*** Entries supplied ***

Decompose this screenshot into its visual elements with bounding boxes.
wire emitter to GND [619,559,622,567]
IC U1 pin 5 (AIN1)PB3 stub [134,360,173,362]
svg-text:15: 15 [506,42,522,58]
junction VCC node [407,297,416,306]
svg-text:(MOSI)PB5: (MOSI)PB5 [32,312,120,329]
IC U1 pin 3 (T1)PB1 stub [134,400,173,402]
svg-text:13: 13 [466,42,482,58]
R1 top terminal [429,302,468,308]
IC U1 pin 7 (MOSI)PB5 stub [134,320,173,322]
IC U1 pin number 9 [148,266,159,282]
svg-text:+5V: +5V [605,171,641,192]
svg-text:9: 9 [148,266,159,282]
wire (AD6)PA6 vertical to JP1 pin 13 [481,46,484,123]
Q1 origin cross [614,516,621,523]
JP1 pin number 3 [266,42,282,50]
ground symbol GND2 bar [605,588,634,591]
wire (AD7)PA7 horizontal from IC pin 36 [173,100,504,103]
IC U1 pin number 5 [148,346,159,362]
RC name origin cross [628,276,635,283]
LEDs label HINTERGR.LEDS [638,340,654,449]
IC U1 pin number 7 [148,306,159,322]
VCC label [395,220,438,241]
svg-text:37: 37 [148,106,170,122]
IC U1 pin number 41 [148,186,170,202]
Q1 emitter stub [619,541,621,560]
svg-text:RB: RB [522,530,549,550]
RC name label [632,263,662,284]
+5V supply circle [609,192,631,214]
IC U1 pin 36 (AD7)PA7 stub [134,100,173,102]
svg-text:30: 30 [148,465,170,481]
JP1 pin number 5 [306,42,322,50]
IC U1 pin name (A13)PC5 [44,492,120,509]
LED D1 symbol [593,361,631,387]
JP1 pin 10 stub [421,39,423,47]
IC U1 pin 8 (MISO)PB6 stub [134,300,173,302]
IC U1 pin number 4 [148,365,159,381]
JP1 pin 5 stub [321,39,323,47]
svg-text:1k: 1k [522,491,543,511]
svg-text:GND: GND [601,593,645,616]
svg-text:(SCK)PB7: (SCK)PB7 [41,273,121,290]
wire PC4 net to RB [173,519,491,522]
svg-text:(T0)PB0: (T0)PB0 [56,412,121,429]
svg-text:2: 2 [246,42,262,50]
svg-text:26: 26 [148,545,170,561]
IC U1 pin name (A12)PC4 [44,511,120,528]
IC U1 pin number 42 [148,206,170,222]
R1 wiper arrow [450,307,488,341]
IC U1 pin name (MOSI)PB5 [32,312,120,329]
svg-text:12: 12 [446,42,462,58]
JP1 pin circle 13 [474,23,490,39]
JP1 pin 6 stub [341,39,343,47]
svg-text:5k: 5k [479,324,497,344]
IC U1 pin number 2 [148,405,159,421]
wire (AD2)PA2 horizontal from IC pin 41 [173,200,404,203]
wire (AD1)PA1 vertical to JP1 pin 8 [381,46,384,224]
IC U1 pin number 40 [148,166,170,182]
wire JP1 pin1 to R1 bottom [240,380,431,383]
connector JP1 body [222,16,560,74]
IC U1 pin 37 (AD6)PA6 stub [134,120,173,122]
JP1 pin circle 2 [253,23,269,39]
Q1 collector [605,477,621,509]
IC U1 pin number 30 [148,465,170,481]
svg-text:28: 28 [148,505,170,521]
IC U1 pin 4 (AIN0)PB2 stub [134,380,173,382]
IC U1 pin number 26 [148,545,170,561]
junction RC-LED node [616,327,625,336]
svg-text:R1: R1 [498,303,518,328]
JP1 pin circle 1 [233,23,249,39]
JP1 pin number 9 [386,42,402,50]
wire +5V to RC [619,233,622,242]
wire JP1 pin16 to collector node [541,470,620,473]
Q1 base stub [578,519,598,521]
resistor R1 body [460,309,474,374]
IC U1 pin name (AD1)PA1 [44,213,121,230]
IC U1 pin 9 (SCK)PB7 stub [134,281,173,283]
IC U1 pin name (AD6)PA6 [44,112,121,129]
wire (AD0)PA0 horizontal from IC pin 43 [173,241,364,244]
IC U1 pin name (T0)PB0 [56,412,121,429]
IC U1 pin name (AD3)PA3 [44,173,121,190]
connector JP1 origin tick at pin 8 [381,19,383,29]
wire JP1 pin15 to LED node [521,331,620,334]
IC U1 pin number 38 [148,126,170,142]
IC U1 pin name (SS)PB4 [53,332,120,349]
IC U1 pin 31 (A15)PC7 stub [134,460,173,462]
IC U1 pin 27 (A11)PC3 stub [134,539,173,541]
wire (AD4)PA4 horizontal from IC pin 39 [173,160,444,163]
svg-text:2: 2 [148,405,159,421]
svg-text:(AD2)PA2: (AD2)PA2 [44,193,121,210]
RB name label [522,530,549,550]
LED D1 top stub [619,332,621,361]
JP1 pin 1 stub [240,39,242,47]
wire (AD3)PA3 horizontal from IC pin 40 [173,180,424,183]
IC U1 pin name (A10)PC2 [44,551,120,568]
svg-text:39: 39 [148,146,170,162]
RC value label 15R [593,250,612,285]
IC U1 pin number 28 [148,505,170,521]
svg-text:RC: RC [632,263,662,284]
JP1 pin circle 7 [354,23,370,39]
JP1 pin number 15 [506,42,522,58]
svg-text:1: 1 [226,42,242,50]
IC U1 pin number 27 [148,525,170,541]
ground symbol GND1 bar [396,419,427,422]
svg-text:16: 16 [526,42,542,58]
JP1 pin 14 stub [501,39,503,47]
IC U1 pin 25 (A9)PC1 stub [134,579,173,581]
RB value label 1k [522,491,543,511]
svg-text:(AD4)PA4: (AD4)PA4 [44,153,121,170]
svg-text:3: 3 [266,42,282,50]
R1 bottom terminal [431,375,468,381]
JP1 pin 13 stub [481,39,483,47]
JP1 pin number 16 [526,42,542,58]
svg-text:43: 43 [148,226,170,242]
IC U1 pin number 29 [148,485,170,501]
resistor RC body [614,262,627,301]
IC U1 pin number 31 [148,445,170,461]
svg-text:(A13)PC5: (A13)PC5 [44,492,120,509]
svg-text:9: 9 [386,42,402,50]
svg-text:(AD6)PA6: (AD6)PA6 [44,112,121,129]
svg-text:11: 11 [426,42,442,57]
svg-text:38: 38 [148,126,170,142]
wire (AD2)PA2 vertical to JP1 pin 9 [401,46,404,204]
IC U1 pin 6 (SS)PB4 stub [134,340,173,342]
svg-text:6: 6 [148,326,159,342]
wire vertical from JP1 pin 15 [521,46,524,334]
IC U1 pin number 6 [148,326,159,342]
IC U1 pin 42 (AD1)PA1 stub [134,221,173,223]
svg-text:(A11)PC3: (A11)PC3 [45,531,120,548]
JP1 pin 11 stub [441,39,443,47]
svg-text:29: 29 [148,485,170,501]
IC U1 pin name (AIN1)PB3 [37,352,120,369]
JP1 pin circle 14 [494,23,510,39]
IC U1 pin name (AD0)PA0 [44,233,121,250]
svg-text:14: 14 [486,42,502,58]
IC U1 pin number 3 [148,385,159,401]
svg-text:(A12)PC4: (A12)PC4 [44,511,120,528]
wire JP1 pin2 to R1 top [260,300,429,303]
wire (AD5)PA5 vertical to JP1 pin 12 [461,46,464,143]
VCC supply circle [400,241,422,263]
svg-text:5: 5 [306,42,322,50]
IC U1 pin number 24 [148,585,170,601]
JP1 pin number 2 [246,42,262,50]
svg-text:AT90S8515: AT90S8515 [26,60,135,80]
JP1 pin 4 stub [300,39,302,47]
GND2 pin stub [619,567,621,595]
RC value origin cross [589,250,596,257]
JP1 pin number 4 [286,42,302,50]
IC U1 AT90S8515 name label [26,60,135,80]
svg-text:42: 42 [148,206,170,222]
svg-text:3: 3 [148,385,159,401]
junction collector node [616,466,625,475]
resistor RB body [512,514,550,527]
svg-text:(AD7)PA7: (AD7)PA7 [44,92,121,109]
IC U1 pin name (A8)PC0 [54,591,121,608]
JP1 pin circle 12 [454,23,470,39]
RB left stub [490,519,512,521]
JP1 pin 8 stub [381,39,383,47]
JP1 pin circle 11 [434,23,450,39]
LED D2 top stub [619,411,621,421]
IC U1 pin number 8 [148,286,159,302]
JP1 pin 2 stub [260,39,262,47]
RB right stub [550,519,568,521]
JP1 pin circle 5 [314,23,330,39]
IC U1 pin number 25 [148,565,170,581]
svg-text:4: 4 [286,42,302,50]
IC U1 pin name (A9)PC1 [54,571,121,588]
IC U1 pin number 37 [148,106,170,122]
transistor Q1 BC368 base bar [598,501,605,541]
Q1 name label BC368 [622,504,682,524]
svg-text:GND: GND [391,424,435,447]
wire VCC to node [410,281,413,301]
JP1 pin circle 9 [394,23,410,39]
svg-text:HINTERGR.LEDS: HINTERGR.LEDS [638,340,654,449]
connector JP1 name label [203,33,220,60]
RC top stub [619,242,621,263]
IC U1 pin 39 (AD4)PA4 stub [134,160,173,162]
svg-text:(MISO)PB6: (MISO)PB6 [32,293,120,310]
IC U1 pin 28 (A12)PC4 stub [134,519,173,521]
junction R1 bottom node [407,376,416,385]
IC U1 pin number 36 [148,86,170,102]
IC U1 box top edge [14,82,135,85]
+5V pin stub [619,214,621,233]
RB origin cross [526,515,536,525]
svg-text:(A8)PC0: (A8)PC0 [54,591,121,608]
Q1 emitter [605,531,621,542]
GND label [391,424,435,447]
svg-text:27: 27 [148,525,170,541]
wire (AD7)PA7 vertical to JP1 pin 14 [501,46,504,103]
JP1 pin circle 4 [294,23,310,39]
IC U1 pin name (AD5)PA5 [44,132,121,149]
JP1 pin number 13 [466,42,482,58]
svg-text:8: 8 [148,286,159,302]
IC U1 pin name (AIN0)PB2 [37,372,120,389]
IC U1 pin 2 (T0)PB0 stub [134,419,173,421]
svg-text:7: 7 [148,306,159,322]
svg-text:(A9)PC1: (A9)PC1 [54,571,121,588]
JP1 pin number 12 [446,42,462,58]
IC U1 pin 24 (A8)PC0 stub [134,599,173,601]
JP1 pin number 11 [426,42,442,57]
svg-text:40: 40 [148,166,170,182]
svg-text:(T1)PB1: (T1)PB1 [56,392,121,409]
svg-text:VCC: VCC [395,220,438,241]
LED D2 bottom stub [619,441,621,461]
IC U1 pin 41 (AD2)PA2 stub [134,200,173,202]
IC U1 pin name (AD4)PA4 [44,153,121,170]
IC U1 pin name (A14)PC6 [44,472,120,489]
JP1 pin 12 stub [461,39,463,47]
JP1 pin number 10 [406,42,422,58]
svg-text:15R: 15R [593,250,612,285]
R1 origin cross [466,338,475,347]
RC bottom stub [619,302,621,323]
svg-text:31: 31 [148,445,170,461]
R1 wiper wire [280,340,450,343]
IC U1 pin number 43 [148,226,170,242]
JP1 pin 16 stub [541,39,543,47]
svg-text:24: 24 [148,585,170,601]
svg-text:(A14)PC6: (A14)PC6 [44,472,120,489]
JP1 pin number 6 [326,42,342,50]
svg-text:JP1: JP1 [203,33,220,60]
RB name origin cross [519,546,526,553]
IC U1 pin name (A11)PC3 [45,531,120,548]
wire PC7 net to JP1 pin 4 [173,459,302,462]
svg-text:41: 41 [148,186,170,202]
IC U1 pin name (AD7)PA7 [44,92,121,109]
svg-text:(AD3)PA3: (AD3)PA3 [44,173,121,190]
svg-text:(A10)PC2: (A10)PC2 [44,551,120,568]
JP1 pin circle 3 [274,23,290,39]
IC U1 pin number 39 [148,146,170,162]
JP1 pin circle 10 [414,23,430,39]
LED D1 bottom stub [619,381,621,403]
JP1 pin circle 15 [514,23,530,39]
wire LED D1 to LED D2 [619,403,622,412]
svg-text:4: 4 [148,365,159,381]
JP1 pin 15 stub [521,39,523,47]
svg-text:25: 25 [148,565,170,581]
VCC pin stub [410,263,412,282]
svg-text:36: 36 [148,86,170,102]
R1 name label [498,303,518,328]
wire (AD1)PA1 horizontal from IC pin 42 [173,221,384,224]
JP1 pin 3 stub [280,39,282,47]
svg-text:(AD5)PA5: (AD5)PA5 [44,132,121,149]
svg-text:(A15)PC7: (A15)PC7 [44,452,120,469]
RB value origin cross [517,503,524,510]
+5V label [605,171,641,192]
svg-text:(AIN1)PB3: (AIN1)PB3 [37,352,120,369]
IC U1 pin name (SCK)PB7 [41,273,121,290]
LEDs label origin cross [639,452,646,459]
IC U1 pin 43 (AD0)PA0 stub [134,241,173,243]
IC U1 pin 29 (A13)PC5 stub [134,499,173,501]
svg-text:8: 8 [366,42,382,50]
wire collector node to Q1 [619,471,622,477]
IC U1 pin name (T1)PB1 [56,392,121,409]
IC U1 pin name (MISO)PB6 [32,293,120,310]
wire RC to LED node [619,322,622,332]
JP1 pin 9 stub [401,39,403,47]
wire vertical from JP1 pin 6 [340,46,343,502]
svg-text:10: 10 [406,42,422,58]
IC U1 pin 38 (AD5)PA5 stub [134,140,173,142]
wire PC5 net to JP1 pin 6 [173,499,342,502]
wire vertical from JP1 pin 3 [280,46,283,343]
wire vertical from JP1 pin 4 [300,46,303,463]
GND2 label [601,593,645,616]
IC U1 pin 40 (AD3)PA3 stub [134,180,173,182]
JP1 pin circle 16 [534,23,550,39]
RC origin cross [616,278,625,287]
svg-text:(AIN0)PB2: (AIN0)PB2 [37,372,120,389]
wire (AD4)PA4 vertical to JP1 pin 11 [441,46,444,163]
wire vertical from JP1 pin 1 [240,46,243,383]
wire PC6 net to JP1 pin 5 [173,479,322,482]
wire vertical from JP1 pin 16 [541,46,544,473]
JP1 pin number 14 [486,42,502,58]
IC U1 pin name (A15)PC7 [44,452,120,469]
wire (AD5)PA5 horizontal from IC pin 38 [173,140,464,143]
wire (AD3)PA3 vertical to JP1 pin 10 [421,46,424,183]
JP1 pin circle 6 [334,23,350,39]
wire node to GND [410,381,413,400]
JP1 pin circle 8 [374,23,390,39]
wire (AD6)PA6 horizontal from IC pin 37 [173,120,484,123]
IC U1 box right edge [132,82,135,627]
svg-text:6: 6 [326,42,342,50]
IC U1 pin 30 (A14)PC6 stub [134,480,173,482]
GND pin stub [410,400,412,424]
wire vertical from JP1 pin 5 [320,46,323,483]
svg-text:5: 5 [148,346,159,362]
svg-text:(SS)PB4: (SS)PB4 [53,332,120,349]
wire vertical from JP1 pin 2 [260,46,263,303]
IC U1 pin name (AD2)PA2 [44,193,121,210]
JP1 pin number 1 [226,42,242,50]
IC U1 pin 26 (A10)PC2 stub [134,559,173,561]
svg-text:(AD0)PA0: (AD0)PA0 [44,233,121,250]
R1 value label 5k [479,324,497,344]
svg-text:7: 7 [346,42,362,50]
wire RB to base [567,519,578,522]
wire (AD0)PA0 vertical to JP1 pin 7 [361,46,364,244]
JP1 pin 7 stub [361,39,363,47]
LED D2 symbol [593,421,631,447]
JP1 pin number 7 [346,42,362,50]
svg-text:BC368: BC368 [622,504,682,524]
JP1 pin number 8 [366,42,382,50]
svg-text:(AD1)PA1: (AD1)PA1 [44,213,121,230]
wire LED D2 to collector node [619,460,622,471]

***

### Set exercise
Show each line from the listing above that contains the string "wiper".

### In response
R1 wiper arrow [450,307,488,341]
R1 wiper wire [280,340,450,343]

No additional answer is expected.